Exercise materials >>
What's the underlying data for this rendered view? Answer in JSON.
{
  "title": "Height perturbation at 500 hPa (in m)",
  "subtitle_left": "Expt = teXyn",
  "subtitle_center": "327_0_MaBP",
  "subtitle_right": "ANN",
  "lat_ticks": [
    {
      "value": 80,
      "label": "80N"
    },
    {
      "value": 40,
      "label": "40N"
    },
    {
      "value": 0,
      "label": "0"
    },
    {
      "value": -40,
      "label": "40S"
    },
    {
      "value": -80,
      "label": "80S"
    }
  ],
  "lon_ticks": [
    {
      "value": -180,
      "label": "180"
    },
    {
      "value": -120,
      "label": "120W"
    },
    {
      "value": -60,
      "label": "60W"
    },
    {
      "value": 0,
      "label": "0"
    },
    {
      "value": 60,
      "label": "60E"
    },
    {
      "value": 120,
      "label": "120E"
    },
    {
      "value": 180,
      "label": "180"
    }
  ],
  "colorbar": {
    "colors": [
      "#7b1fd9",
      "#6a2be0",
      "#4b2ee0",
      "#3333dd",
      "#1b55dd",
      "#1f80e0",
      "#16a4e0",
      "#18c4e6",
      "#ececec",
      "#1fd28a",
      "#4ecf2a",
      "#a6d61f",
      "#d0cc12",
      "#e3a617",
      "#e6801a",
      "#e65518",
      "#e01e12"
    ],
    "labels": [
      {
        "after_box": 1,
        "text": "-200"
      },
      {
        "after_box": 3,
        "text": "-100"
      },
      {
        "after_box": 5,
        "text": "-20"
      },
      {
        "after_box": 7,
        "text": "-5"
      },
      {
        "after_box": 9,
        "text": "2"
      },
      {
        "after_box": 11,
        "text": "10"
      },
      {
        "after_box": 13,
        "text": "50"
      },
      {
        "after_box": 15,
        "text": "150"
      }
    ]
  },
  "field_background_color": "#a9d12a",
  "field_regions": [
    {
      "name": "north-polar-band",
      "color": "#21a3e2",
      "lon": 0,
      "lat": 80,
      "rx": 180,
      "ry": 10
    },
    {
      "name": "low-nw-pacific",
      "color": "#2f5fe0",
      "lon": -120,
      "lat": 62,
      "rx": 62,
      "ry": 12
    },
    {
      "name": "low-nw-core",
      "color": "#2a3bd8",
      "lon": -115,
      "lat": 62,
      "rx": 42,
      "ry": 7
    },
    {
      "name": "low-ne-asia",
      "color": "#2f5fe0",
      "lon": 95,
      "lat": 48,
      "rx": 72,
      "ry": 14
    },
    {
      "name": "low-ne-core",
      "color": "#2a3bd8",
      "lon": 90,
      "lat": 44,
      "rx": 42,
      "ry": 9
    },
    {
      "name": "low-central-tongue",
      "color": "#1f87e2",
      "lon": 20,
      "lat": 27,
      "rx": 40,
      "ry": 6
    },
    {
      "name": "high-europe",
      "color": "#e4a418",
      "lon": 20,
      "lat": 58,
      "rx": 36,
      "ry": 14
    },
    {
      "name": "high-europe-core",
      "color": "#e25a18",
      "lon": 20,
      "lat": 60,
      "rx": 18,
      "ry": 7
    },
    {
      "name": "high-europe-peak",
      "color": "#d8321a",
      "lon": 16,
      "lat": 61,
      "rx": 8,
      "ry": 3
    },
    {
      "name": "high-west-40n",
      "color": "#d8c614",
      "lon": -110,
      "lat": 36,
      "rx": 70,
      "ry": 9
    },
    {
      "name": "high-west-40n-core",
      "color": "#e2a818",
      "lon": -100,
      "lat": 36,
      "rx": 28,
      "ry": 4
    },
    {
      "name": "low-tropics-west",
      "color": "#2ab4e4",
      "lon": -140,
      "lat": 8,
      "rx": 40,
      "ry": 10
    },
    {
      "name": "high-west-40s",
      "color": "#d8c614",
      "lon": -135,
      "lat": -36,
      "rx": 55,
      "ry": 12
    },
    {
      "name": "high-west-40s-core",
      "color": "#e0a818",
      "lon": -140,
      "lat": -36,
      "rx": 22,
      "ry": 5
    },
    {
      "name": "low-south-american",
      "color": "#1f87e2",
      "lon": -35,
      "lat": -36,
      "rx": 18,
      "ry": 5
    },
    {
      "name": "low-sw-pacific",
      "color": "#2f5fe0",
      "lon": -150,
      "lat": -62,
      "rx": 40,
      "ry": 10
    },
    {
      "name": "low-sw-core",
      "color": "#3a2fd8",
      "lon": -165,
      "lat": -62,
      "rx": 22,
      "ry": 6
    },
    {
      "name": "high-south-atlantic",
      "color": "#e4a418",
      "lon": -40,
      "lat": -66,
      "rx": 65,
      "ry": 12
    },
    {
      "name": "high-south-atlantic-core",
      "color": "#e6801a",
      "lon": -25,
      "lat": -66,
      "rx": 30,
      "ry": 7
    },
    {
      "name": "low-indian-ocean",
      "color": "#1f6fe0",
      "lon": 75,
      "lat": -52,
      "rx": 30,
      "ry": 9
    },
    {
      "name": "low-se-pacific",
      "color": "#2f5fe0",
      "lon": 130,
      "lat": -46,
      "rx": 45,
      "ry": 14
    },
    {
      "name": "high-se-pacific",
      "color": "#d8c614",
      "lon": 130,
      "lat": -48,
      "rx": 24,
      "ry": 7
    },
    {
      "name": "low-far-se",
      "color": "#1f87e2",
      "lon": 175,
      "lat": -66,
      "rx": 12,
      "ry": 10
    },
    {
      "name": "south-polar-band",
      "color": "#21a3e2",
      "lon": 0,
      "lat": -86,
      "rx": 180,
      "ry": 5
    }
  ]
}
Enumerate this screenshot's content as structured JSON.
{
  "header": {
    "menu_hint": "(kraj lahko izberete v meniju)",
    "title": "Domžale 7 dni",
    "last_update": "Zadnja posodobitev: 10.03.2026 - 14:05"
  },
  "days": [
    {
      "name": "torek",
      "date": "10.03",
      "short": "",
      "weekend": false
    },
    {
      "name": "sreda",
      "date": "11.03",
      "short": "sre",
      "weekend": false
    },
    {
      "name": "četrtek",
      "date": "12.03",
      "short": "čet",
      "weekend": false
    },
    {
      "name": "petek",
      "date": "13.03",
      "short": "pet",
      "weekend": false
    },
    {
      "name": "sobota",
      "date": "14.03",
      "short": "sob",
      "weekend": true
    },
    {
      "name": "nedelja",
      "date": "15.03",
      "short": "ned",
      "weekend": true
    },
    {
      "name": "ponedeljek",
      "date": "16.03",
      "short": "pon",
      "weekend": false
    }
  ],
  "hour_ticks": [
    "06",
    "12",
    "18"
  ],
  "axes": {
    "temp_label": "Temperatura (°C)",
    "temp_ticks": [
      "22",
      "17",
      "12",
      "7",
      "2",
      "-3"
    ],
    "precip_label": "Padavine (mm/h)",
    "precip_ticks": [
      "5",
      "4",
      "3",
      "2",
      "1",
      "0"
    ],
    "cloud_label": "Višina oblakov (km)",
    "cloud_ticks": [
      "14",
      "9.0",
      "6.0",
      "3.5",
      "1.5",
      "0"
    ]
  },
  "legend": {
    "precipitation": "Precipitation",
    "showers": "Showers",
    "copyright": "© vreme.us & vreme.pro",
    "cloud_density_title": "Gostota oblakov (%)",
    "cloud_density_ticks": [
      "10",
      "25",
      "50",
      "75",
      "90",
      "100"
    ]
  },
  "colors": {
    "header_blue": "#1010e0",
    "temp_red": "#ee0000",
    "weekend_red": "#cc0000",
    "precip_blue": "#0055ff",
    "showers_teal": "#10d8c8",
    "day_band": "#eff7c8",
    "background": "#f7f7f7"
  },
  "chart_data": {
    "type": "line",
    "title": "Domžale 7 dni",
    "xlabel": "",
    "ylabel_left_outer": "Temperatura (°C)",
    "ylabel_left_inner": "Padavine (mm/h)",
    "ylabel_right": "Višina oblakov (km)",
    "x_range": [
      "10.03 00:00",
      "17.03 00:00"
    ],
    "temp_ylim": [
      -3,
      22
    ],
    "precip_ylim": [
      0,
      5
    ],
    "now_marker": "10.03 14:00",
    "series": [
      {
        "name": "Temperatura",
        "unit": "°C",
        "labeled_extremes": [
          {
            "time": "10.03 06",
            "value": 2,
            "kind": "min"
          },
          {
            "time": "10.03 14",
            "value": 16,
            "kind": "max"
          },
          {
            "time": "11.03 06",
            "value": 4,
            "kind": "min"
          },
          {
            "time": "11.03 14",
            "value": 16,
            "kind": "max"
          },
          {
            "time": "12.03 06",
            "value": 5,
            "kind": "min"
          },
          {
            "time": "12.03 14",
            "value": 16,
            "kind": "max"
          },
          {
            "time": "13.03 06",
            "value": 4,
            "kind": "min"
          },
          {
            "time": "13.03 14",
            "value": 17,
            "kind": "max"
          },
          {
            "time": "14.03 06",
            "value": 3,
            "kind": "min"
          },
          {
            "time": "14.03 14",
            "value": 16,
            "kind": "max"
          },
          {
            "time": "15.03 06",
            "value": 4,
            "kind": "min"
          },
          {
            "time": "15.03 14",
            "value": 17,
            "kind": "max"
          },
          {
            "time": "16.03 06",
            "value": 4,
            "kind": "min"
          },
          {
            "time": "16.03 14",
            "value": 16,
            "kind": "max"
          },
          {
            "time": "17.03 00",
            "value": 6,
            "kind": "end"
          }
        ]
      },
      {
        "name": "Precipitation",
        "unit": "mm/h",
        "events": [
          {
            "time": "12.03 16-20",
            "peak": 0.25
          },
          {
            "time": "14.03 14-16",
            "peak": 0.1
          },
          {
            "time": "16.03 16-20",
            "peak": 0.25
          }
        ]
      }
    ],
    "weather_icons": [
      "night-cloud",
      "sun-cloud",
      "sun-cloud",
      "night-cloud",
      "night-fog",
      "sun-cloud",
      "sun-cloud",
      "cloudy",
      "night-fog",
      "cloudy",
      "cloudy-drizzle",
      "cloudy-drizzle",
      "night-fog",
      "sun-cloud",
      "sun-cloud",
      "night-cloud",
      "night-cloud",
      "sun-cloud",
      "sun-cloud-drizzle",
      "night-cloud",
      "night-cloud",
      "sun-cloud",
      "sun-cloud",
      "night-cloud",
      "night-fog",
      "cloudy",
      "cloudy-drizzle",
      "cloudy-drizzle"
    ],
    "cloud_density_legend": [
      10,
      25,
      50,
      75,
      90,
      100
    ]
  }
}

Task description >>
Using the entries above, state how many lines include the word "Temperatura", with no other words.

Solution to this problem >>
3